> [Information provided]
────────────────

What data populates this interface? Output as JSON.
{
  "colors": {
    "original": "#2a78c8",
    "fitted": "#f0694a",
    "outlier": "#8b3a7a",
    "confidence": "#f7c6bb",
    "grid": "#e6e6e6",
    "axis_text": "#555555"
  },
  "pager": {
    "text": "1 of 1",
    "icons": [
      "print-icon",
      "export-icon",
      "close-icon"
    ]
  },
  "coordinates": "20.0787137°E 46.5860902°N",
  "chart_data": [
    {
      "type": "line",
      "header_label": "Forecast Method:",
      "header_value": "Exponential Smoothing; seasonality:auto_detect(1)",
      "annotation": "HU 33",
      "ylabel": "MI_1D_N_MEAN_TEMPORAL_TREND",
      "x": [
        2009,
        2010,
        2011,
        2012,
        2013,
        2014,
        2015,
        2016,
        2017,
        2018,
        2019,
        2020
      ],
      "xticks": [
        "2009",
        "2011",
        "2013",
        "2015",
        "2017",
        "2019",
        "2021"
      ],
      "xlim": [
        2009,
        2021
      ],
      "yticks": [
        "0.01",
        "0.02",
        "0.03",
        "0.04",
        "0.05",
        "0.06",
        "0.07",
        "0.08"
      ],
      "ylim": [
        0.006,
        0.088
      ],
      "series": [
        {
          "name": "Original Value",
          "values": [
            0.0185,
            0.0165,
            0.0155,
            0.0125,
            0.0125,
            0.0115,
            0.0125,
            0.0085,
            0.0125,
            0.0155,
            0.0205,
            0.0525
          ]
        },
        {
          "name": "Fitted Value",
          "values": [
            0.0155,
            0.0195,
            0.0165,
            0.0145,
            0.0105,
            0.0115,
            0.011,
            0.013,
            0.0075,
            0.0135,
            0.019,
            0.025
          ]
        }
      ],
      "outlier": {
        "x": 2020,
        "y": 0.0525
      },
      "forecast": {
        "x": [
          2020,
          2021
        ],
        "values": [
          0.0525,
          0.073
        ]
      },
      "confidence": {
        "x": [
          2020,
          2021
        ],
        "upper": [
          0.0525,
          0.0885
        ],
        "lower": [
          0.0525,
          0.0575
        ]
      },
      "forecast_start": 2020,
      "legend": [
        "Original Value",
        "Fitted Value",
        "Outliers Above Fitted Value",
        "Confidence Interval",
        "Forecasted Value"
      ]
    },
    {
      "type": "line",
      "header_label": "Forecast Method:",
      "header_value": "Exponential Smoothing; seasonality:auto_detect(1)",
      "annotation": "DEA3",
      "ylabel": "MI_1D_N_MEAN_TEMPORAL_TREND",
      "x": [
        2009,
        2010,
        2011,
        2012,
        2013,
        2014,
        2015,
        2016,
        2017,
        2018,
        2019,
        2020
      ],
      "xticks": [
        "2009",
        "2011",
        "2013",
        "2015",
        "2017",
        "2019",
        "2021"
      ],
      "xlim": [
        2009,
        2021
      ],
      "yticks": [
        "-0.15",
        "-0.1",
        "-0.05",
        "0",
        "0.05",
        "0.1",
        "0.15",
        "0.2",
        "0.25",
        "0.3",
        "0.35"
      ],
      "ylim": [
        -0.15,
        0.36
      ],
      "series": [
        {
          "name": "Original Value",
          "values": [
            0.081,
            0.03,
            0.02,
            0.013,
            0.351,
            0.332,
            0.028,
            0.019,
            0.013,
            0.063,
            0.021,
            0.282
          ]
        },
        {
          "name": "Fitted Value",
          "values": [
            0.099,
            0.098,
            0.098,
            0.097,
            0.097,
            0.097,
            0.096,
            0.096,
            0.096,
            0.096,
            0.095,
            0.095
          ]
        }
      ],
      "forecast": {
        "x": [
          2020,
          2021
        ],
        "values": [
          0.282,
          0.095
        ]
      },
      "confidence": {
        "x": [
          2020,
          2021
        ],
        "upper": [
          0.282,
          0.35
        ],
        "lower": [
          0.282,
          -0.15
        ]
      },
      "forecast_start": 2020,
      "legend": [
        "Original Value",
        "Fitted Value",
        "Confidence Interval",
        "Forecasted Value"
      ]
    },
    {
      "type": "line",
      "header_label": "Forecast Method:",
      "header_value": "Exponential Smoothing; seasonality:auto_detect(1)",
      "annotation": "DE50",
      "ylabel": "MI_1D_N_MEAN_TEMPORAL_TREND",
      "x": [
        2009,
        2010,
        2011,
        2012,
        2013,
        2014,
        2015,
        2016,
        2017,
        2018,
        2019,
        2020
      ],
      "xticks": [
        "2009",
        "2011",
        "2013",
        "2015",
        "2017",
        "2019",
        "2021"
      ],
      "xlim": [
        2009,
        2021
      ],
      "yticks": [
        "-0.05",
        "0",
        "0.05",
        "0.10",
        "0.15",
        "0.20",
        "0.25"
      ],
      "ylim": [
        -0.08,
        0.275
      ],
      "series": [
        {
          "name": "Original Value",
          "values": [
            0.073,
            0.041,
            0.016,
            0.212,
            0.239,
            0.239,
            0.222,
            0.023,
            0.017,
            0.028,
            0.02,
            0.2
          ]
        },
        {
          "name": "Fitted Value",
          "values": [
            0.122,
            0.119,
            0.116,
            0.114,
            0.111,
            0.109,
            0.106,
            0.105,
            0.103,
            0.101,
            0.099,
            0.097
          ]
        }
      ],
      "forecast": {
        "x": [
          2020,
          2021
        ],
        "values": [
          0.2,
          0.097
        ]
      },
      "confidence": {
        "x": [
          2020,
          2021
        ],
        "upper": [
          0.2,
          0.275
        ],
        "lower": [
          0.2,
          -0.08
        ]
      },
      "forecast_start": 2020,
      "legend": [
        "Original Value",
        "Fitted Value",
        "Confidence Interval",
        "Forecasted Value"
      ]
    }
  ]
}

────────────────

> [Exercise goal] Return all the data exactly as given.

> [Solution]
What data populates this interface? Output as JSON.
{
  "colors": {
    "original": "#2a78c8",
    "fitted": "#f0694a",
    "outlier": "#8b3a7a",
    "confidence": "#f7c6bb",
    "grid": "#e6e6e6",
    "axis_text": "#555555"
  },
  "pager": {
    "text": "1 of 1",
    "icons": [
      "print-icon",
      "export-icon",
      "close-icon"
    ]
  },
  "coordinates": "20.0787137°E 46.5860902°N",
  "chart_data": [
    {
      "type": "line",
      "header_label": "Forecast Method:",
      "header_value": "Exponential Smoothing; seasonality:auto_detect(1)",
      "annotation": "HU 33",
      "ylabel": "MI_1D_N_MEAN_TEMPORAL_TREND",
      "x": [
        2009,
        2010,
        2011,
        2012,
        2013,
        2014,
        2015,
        2016,
        2017,
        2018,
        2019,
        2020
      ],
      "xticks": [
        "2009",
        "2011",
        "2013",
        "2015",
        "2017",
        "2019",
        "2021"
      ],
      "xlim": [
        2009,
        2021
      ],
      "yticks": [
        "0.01",
        "0.02",
        "0.03",
        "0.04",
        "0.05",
        "0.06",
        "0.07",
        "0.08"
      ],
      "ylim": [
        0.006,
        0.088
      ],
      "series": [
        {
          "name": "Original Value",
          "values": [
            0.0185,
            0.0165,
            0.0155,
            0.0125,
            0.0125,
            0.0115,
            0.0125,
            0.0085,
            0.0125,
            0.0155,
            0.0205,
            0.0525
          ]
        },
        {
          "name": "Fitted Value",
          "values": [
            0.0155,
            0.0195,
            0.0165,
            0.0145,
            0.0105,
            0.0115,
            0.011,
            0.013,
            0.0075,
            0.0135,
            0.019,
            0.025
          ]
        }
      ],
      "outlier": {
        "x": 2020,
        "y": 0.0525
      },
      "forecast": {
        "x": [
          2020,
          2021
        ],
        "values": [
          0.0525,
          0.073
        ]
      },
      "confidence": {
        "x": [
          2020,
          2021
        ],
        "upper": [
          0.0525,
          0.0885
        ],
        "lower": [
          0.0525,
          0.0575
        ]
      },
      "forecast_start": 2020,
      "legend": [
        "Original Value",
        "Fitted Value",
        "Outliers Above Fitted Value",
        "Confidence Interval",
        "Forecasted Value"
      ]
    },
    {
      "type": "line",
      "header_label": "Forecast Method:",
      "header_value": "Exponential Smoothing; seasonality:auto_detect(1)",
      "annotation": "DEA3",
      "ylabel": "MI_1D_N_MEAN_TEMPORAL_TREND",
      "x": [
        2009,
        2010,
        2011,
        2012,
        2013,
        2014,
        2015,
        2016,
        2017,
        2018,
        2019,
        2020
      ],
      "xticks": [
        "2009",
        "2011",
        "2013",
        "2015",
        "2017",
        "2019",
        "2021"
      ],
      "xlim": [
        2009,
        2021
      ],
      "yticks": [
        "-0.15",
        "-0.1",
        "-0.05",
        "0",
        "0.05",
        "0.1",
        "0.15",
        "0.2",
        "0.25",
        "0.3",
        "0.35"
      ],
      "ylim": [
        -0.15,
        0.36
      ],
      "series": [
        {
          "name": "Original Value",
          "values": [
            0.081,
            0.03,
            0.02,
            0.013,
            0.351,
            0.332,
            0.028,
            0.019,
            0.013,
            0.063,
            0.021,
            0.282
          ]
        },
        {
          "name": "Fitted Value",
          "values": [
            0.099,
            0.098,
            0.098,
            0.097,
            0.097,
            0.097,
            0.096,
            0.096,
            0.096,
            0.096,
            0.095,
            0.095
          ]
        }
      ],
      "forecast": {
        "x": [
          2020,
          2021
        ],
        "values": [
          0.282,
          0.095
        ]
      },
      "confidence": {
        "x": [
          2020,
          2021
        ],
        "upper": [
          0.282,
          0.35
        ],
        "lower": [
          0.282,
          -0.15
        ]
      },
      "forecast_start": 2020,
      "legend": [
        "Original Value",
        "Fitted Value",
        "Confidence Interval",
        "Forecasted Value"
      ]
    },
    {
      "type": "line",
      "header_label": "Forecast Method:",
      "header_value": "Exponential Smoothing; seasonality:auto_detect(1)",
      "annotation": "DE50",
      "ylabel": "MI_1D_N_MEAN_TEMPORAL_TREND",
      "x": [
        2009,
        2010,
        2011,
        2012,
        2013,
        2014,
        2015,
        2016,
        2017,
        2018,
        2019,
        2020
      ],
      "xticks": [
        "2009",
        "2011",
        "2013",
        "2015",
        "2017",
        "2019",
        "2021"
      ],
      "xlim": [
        2009,
        2021
      ],
      "yticks": [
        "-0.05",
        "0",
        "0.05",
        "0.10",
        "0.15",
        "0.20",
        "0.25"
      ],
      "ylim": [
        -0.08,
        0.275
      ],
      "series": [
        {
          "name": "Original Value",
          "values": [
            0.073,
            0.041,
            0.016,
            0.212,
            0.239,
            0.239,
            0.222,
            0.023,
            0.017,
            0.028,
            0.02,
            0.2
          ]
        },
        {
          "name": "Fitted Value",
          "values": [
            0.122,
            0.119,
            0.116,
            0.114,
            0.111,
            0.109,
            0.106,
            0.105,
            0.103,
            0.101,
            0.099,
            0.097
          ]
        }
      ],
      "forecast": {
        "x": [
          2020,
          2021
        ],
        "values": [
          0.2,
          0.097
        ]
      },
      "confidence": {
        "x": [
          2020,
          2021
        ],
        "upper": [
          0.2,
          0.275
        ],
        "lower": [
          0.2,
          -0.08
        ]
      },
      "forecast_start": 2020,
      "legend": [
        "Original Value",
        "Fitted Value",
        "Confidence Interval",
        "Forecasted Value"
      ]
    }
  ]
}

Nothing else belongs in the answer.